TASK DIRECTIONS: Extract every line that contains the string "الساكنة".

DATA FOR THE TASK:
□ □ □ □

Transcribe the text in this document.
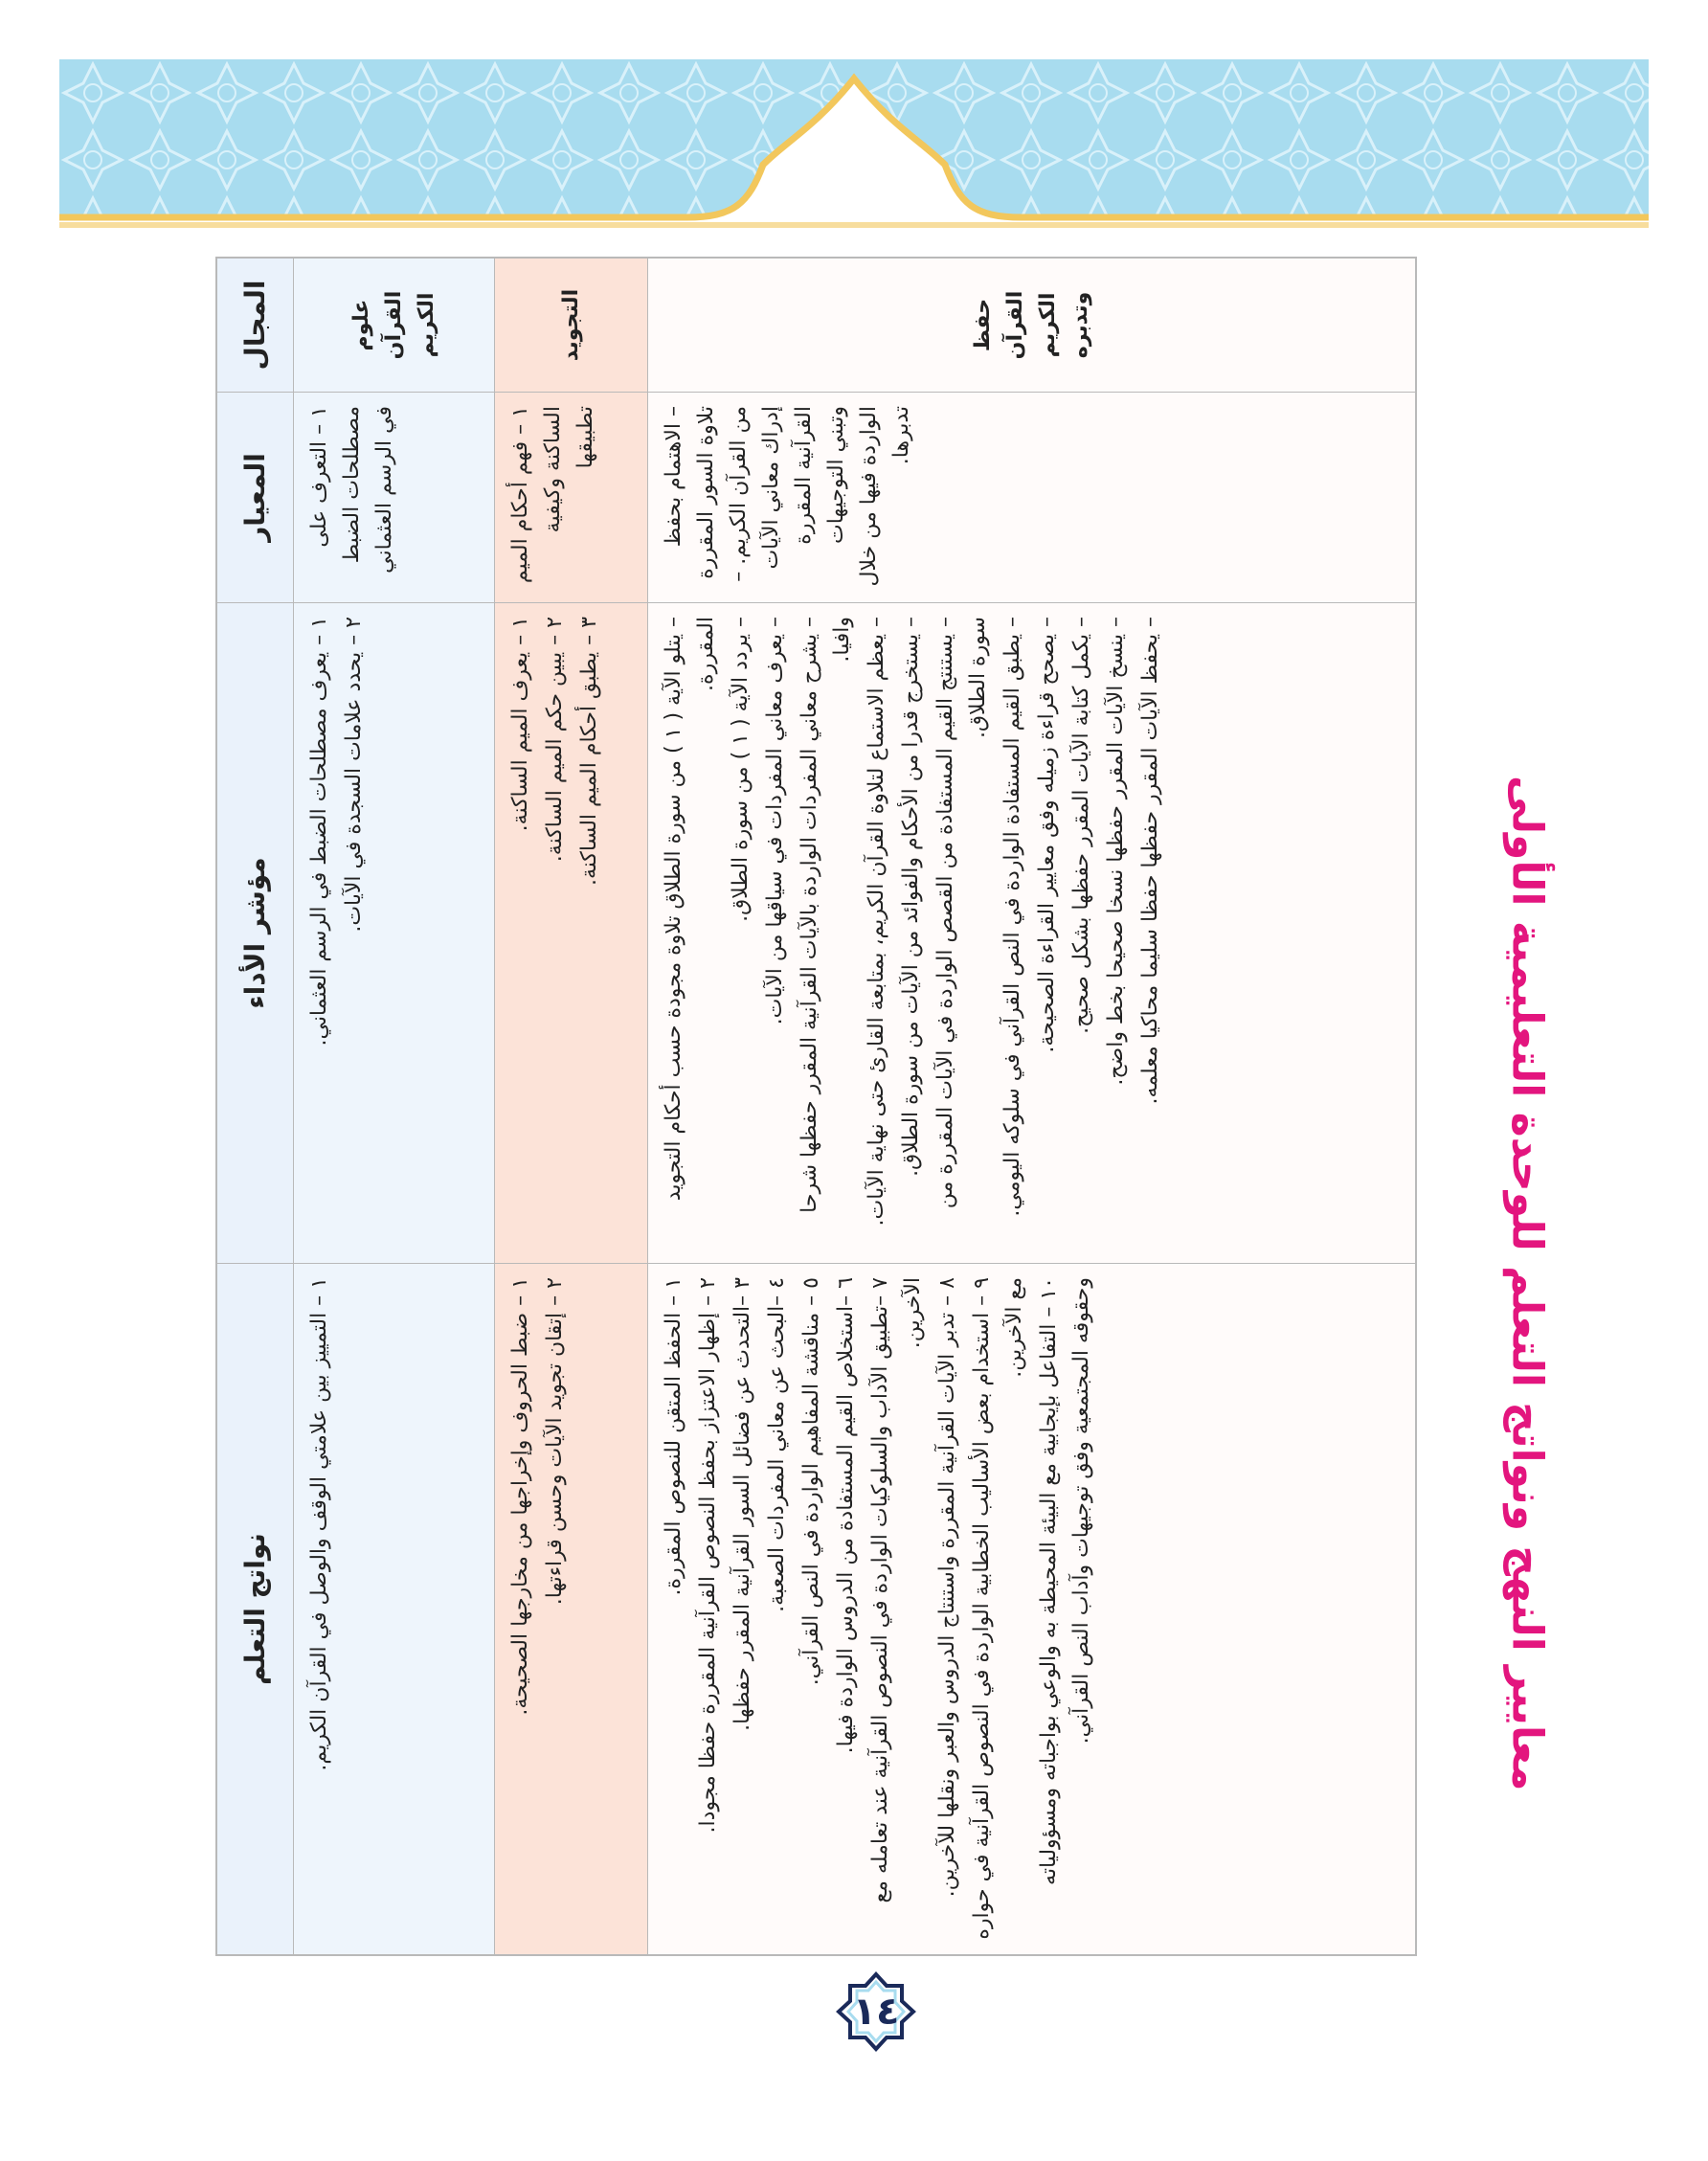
معايير النهج ونواتج التعلم للوحدة التعليمية الأولى
المجال
المعيار
مؤشر الأداء
نواتج التعلم
علوم القرآن الكريم
١ – التعرف على مصطلحات الضبط في الرسم العثماني
١ – يعرف مصطلحات الضبط في الرسم العثماني.
٢ – يحدد علامات السجدة في الآيات.
١ – التمييز بين علامتي الوقف والوصل في القرآن الكريم.
التجويد
١ – فهم أحكام الميم الساكنة وكيفية تطبيقها
١ – يعرف الميم الساكنة.
٢ – يبين حكم الميم الساكنة.
٣ – يطبق أحكام الميم الساكنة.
١ – ضبط الحروف وإخراجها من مخارجها الصحيحة.
٢ – إتقان تجويد الآيات وحسن قراءتها.
حفظ القرآن الكريم وتدبره
– الاهتمام بحفظ تلاوة السور المقررة من القرآن الكريم. –إدراك معاني الآيات القرآنية المقررة وتبني التوجيهات الواردة فيها من خلال تدبرها.
– يتلو الآية ( ١ ) من سورة الطلاق تلاوة مجودة حسب أحكام التجويد المقررة.
– يردد الآية ( ١ ) من سورة الطلاق. – يعرف معاني المفردات في سياقها من الآيات. – يشرح معاني المفردات الواردة بالآيات القرآنية المقرر حفظها شرحا وافيا. – يعظم الاستماع لتلاوة القرآن الكريم، بمتابعة القارئ حتى نهاية الآيات. – يستخرج قدرا من الأحكام والفوائد من الآيات من سورة الطلاق. – يستنتج القيم المستفادة من القصص الواردة في الآيات المقررة من سورة الطلاق. – يطبق القيم المستفادة الواردة في النص القرآني في سلوكه اليومي. – يصحح قراءة زميله وفق معايير القراءة الصحيحة. – يكمل كتابة الآيات المقرر حفظها بشكل صحيح. – ينسخ الآيات المقرر حفظها نسخا صحيحا بخط واضح. – يحفظ الآيات المقرر حفظها حفظا سليما محاكيا معلمه.
١ – الحفظ المتقن للنصوص المقررة.
٢ – إظهار الاعتزاز بحفظ النصوص القرآنية المقررة حفظا مجودا.
٣ –التحدث عن فضائل السور القرآنية المقرر حفظها.
٤ –البحث عن معاني المفردات الصعبة.
٥ – مناقشة المفاهيم الواردة في النص القرآني.
٦ –استخلاص القيم المستفادة من الدروس الواردة فيها.
٧ –تطبيق الآداب والسلوكيات الواردة في النصوص القرآنية عند تعامله مع الآخرين. ٨ – تدبر الآيات القرآنية المقررة واستنتاج الدروس والعبر ونقلها للآخرين.
٩ – استخدام بعض الأساليب الخطابية الواردة في النصوص القرآنية في حواره مع الآخرين. ١٠ – التفاعل بإيجابية مع البيئة المحيطة به والوعي بواجباته ومسؤولياته وحقوقه المجتمعية وفق توجيهات وآداب النص القرآني.
١٤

□ □ □ □

OUTPUT OF THE EXERCISE:
١ – فهم أحكام الميم الساكنة وكيفية تطبيقها
١ – يعرف الميم الساكنة.
٢ – يبين حكم الميم الساكنة.
٣ – يطبق أحكام الميم الساكنة.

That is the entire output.